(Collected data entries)
——————————

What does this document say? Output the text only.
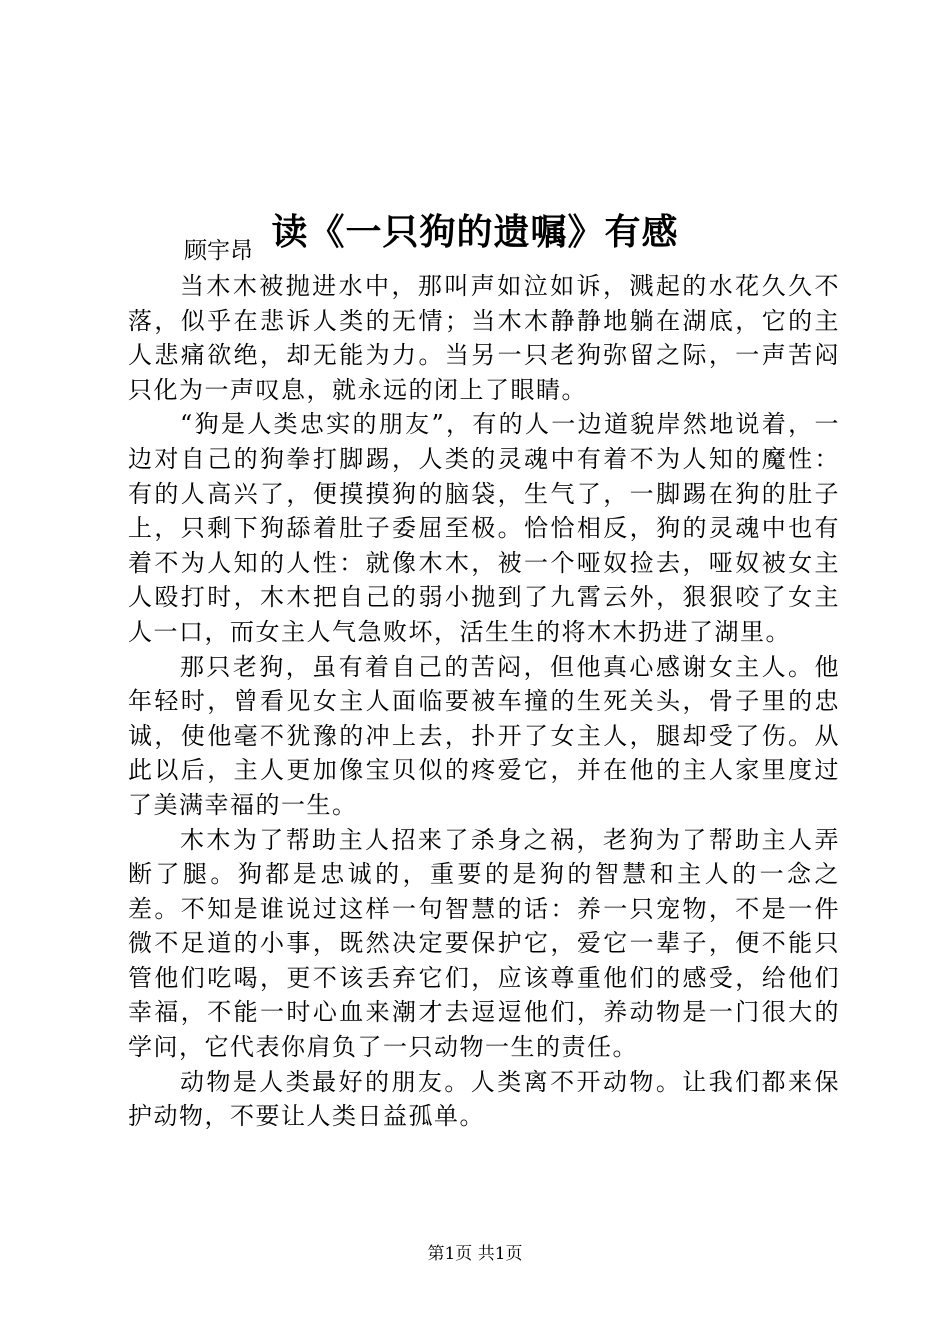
读《一只狗的遗嘱》有感

顾宇昂

当木木被抛进水中，那叫声如泣如诉，溅起的水花久久不落，似乎在悲诉人类的无情；当木木静静地躺在湖底，它的主人悲痛欲绝，却无能为力。当另一只老狗弥留之际，一声苦闷只化为一声叹息，就永远的闭上了眼睛。

“狗是人类忠实的朋友”，有的人一边道貌岸然地说着，一边对自己的狗拳打脚踢，人类的灵魂中有着不为人知的魔性：有的人高兴了，便摸摸狗的脑袋，生气了，一脚踢在狗的肚子上，只剩下狗舔着肚子委屈至极。恰恰相反，狗的灵魂中也有着不为人知的人性：就像木木，被一个哑奴捡去，哑奴被女主人殴打时，木木把自己的弱小抛到了九霄云外，狠狠咬了女主人一口，而女主人气急败坏，活生生的将木木扔进了湖里。

那只老狗，虽有着自己的苦闷，但他真心感谢女主人。他年轻时，曾看见女主人面临要被车撞的生死关头，骨子里的忠诚，使他毫不犹豫的冲上去，扑开了女主人，腿却受了伤。从此以后，主人更加像宝贝似的疼爱它，并在他的主人家里度过了美满幸福的一生。

木木为了帮助主人招来了杀身之祸，老狗为了帮助主人弄断了腿。狗都是忠诚的，重要的是狗的智慧和主人的一念之差。不知是谁说过这样一句智慧的话：养一只宠物，不是一件微不足道的小事，既然决定要保护它，爱它一辈子，便不能只管他们吃喝，更不该丢弃它们，应该尊重他们的感受，给他们幸福，不能一时心血来潮才去逗逗他们，养动物是一门很大的学问，它代表你肩负了一只动物一生的责任。

动物是人类最好的朋友。人类离不开动物。让我们都来保护动物，不要让人类日益孤单。

第1页 共1页
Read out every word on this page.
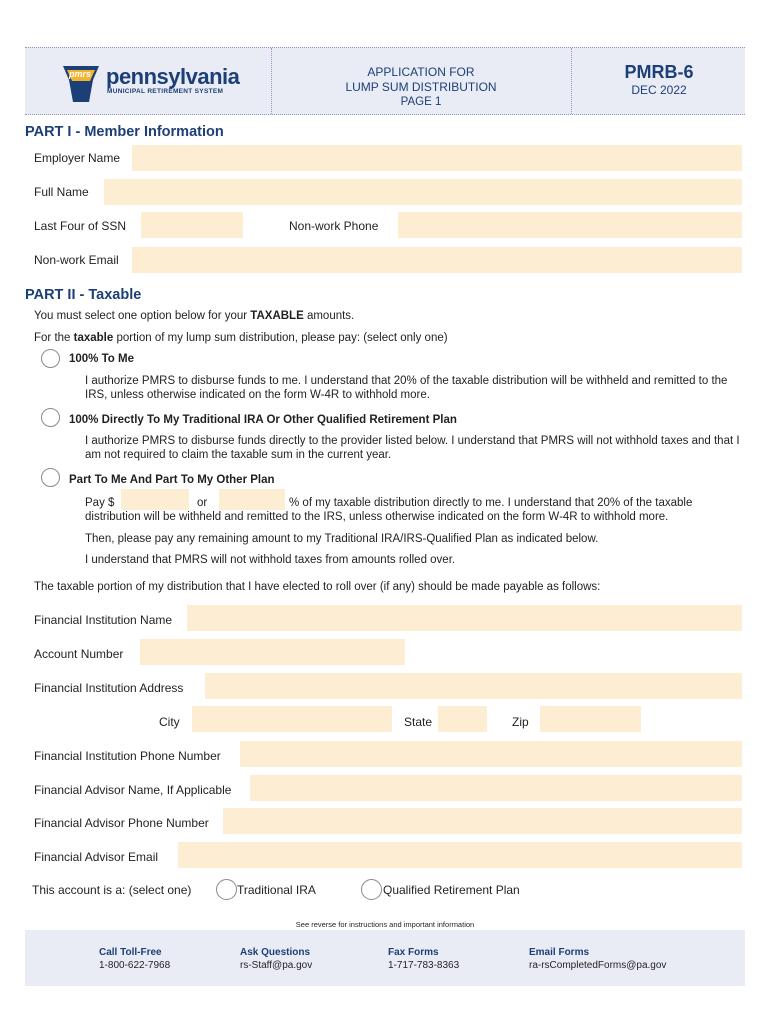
pmrs pennsylvania
MUNICIPAL RETIREMENT SYSTEM
APPLICATION FOR
LUMP SUM DISTRIBUTION
PAGE 1
PMRB-6
DEC 2022
PART I - Member Information
Employer Name
Full Name
Last Four of SSN	Non-work Phone
Non-work Email
PART II - Taxable
You must select one option below for your TAXABLE amounts.
For the taxable portion of my lump sum distribution, please pay: (select only one)
100% To Me
I authorize PMRS to disburse funds to me. I understand that 20% of the taxable distribution will be withheld and remitted to the IRS, unless otherwise indicated on the form W-4R to withhold more.
100% Directly To My Traditional IRA Or Other Qualified Retirement Plan
I authorize PMRS to disburse funds directly to the provider listed below. I understand that PMRS will not withhold taxes and that I am not required to claim the taxable sum in the current year.
Part To Me And Part To My Other Plan
Pay $	or	% of my taxable distribution directly to me. I understand that 20% of the taxable
distribution will be withheld and remitted to the IRS, unless otherwise indicated on the form W-4R to withhold more.
Then, please pay any remaining amount to my Traditional IRA/IRS-Qualified Plan as indicated below.
I understand that PMRS will not withhold taxes from amounts rolled over.
The taxable portion of my distribution that I have elected to roll over (if any) should be made payable as follows:
Financial Institution Name
Account Number
Financial Institution Address
City	State	Zip
Financial Institution Phone Number
Financial Advisor Name, If Applicable
Financial Advisor Phone Number
Financial Advisor Email
This account is a: (select one)	Traditional IRA	Qualified Retirement Plan
See reverse for instructions and important information
Call Toll-Free
1-800-622-7968
Ask Questions
rs-Staff@pa.gov
Fax Forms
1-717-783-8363
Email Forms
ra-rsCompletedForms@pa.gov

——————————

§ **Do this**
Reproduce the material above in full and without alteration, but skip all pictures.

§ **The result**
What does this document say? Output the text only.
读《一只狗的遗嘱》有感

顾宇昂

当木木被抛进水中，那叫声如泣如诉，溅起的水花久久不落，似乎在悲诉人类的无情；当木木静静地躺在湖底，它的主人悲痛欲绝，却无能为力。当另一只老狗弥留之际，一声苦闷只化为一声叹息，就永远的闭上了眼睛。

“狗是人类忠实的朋友”，有的人一边道貌岸然地说着，一边对自己的狗拳打脚踢，人类的灵魂中有着不为人知的魔性：有的人高兴了，便摸摸狗的脑袋，生气了，一脚踢在狗的肚子上，只剩下狗舔着肚子委屈至极。恰恰相反，狗的灵魂中也有着不为人知的人性：就像木木，被一个哑奴捡去，哑奴被女主人殴打时，木木把自己的弱小抛到了九霄云外，狠狠咬了女主人一口，而女主人气急败坏，活生生的将木木扔进了湖里。

那只老狗，虽有着自己的苦闷，但他真心感谢女主人。他年轻时，曾看见女主人面临要被车撞的生死关头，骨子里的忠诚，使他毫不犹豫的冲上去，扑开了女主人，腿却受了伤。从此以后，主人更加像宝贝似的疼爱它，并在他的主人家里度过了美满幸福的一生。

木木为了帮助主人招来了杀身之祸，老狗为了帮助主人弄断了腿。狗都是忠诚的，重要的是狗的智慧和主人的一念之差。不知是谁说过这样一句智慧的话：养一只宠物，不是一件微不足道的小事，既然决定要保护它，爱它一辈子，便不能只管他们吃喝，更不该丢弃它们，应该尊重他们的感受，给他们幸福，不能一时心血来潮才去逗逗他们，养动物是一门很大的学问，它代表你肩负了一只动物一生的责任。

动物是人类最好的朋友。人类离不开动物。让我们都来保护动物，不要让人类日益孤单。

第1页 共1页
Read out every word on this page.
pmrs pennsylvania
MUNICIPAL RETIREMENT SYSTEM
APPLICATION FOR
LUMP SUM DISTRIBUTION
PAGE 1
PMRB-6
DEC 2022
PART I - Member Information
Employer Name
Full Name
Last Four of SSN	Non-work Phone
Non-work Email
PART II - Taxable
You must select one option below for your TAXABLE amounts.
For the taxable portion of my lump sum distribution, please pay: (select only one)
100% To Me
I authorize PMRS to disburse funds to me. I understand that 20% of the taxable distribution will be withheld and remitted to the IRS, unless otherwise indicated on the form W-4R to withhold more.
100% Directly To My Traditional IRA Or Other Qualified Retirement Plan
I authorize PMRS to disburse funds directly to the provider listed below. I understand that PMRS will not withhold taxes and that I am not required to claim the taxable sum in the current year.
Part To Me And Part To My Other Plan
Pay $	or	% of my taxable distribution directly to me. I understand that 20% of the taxable
distribution will be withheld and remitted to the IRS, unless otherwise indicated on the form W-4R to withhold more.
Then, please pay any remaining amount to my Traditional IRA/IRS-Qualified Plan as indicated below.
I understand that PMRS will not withhold taxes from amounts rolled over.
The taxable portion of my distribution that I have elected to roll over (if any) should be made payable as follows:
Financial Institution Name
Account Number
Financial Institution Address
City	State	Zip
Financial Institution Phone Number
Financial Advisor Name, If Applicable
Financial Advisor Phone Number
Financial Advisor Email
This account is a: (select one)	Traditional IRA	Qualified Retirement Plan
See reverse for instructions and important information
Call Toll-Free
1-800-622-7968
Ask Questions
rs-Staff@pa.gov
Fax Forms
1-717-783-8363
Email Forms
ra-rsCompletedForms@pa.gov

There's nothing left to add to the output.